Entries provided.
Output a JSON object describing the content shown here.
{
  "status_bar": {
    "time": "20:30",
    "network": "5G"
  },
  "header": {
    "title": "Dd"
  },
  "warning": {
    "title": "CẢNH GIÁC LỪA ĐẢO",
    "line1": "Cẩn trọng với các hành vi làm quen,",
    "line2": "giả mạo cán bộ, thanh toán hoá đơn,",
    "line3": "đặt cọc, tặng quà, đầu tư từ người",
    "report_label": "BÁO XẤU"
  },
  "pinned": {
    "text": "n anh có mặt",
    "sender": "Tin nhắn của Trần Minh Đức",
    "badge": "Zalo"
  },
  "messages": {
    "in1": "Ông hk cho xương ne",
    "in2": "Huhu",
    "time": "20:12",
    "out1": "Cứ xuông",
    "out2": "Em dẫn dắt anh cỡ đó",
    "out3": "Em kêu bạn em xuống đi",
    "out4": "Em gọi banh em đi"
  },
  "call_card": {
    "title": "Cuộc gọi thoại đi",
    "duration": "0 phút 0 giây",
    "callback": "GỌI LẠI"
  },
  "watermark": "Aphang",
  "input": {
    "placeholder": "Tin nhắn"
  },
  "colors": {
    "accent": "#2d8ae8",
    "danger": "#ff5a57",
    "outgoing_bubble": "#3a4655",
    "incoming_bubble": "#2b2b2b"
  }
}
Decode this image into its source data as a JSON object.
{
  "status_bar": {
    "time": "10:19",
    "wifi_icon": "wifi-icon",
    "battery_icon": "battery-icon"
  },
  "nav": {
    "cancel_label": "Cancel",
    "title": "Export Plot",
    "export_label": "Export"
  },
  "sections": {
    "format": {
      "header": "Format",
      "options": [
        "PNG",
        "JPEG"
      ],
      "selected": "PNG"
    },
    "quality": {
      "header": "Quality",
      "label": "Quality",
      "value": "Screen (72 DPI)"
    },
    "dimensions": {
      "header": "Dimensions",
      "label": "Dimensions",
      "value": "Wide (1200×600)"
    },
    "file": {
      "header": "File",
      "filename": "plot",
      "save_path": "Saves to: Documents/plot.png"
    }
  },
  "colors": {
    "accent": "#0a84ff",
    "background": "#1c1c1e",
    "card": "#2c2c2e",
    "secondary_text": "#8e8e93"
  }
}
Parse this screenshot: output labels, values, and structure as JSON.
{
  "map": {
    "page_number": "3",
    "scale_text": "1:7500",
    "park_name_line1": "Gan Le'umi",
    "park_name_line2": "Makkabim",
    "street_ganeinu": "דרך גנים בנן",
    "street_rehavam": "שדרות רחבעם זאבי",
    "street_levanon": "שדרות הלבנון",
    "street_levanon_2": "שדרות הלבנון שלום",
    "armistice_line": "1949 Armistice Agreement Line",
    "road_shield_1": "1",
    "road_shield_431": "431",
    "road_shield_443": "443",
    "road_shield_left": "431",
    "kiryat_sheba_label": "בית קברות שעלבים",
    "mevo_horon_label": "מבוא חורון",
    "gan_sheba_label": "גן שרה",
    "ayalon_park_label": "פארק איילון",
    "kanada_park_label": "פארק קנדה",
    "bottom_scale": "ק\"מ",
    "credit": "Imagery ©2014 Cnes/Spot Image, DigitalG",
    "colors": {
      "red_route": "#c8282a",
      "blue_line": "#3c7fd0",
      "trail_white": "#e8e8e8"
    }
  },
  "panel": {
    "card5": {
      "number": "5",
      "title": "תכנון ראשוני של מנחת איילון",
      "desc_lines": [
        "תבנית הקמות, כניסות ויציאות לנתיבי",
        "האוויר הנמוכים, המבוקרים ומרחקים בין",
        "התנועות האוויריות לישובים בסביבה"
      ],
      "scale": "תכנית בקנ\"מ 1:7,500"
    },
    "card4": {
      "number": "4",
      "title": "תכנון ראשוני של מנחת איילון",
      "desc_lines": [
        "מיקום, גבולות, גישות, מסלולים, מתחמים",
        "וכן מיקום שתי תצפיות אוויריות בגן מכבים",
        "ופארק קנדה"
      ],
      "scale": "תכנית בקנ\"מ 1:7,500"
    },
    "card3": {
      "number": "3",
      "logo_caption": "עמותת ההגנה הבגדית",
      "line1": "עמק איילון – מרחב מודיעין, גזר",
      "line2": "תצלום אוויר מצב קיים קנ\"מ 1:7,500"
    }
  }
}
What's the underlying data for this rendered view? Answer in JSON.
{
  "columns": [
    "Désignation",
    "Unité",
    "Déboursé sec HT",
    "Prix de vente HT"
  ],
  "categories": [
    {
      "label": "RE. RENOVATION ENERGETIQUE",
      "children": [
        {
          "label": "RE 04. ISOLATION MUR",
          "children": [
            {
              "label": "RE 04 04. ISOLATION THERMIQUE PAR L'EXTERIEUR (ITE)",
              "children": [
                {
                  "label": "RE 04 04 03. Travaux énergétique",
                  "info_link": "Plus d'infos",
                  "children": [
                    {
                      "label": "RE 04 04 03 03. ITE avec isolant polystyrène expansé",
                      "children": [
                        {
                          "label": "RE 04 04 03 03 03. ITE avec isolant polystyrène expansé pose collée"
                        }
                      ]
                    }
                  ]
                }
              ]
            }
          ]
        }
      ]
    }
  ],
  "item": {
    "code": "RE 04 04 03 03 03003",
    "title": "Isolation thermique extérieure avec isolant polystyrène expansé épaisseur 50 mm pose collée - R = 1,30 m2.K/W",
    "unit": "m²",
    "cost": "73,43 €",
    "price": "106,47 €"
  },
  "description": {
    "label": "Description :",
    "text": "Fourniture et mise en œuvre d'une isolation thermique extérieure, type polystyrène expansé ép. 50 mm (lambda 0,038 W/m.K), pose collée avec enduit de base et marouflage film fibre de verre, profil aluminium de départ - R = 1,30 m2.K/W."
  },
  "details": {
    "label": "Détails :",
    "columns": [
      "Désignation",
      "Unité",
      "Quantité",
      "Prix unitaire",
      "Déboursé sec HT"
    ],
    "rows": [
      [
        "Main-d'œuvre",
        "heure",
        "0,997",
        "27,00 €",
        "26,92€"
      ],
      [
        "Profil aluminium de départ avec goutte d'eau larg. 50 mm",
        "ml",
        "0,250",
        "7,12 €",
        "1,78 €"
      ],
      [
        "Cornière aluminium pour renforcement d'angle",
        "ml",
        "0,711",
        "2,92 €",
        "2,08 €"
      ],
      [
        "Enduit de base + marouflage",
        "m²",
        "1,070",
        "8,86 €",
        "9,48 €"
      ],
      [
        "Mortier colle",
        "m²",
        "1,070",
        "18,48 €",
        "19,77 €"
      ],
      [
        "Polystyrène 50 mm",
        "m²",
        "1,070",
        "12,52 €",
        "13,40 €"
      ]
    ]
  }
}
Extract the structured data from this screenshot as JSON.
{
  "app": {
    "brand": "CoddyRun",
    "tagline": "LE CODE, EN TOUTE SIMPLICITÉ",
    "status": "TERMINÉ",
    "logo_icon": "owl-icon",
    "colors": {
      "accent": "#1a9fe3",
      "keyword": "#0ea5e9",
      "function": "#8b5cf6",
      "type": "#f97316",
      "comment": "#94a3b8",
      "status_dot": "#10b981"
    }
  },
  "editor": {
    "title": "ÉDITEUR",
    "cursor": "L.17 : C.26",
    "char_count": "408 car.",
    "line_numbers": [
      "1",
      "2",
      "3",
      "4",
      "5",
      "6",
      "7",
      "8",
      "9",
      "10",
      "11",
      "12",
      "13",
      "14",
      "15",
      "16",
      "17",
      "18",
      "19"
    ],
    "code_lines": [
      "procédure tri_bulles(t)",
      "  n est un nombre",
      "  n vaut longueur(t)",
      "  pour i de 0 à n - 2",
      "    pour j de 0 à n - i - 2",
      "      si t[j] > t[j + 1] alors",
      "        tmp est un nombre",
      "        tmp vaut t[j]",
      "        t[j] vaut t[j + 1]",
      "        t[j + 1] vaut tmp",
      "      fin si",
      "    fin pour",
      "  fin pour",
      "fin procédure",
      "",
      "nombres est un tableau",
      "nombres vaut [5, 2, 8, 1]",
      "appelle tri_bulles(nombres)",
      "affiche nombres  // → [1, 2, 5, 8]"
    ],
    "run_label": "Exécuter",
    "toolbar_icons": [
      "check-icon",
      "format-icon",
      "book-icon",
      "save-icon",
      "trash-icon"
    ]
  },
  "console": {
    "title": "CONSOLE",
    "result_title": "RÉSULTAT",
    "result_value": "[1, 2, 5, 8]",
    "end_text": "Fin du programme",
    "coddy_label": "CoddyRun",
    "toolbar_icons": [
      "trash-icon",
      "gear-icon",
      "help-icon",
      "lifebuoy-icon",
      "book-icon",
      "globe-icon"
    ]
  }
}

Requirements.
Find the lines that include the string "מיקום", then copy each of them.

Full solution.
        "מיקום, גבולות, גישות, מסלולים, מתחמים",
        "וכן מיקום שתי תצפיות אוויריות בגן מכבים",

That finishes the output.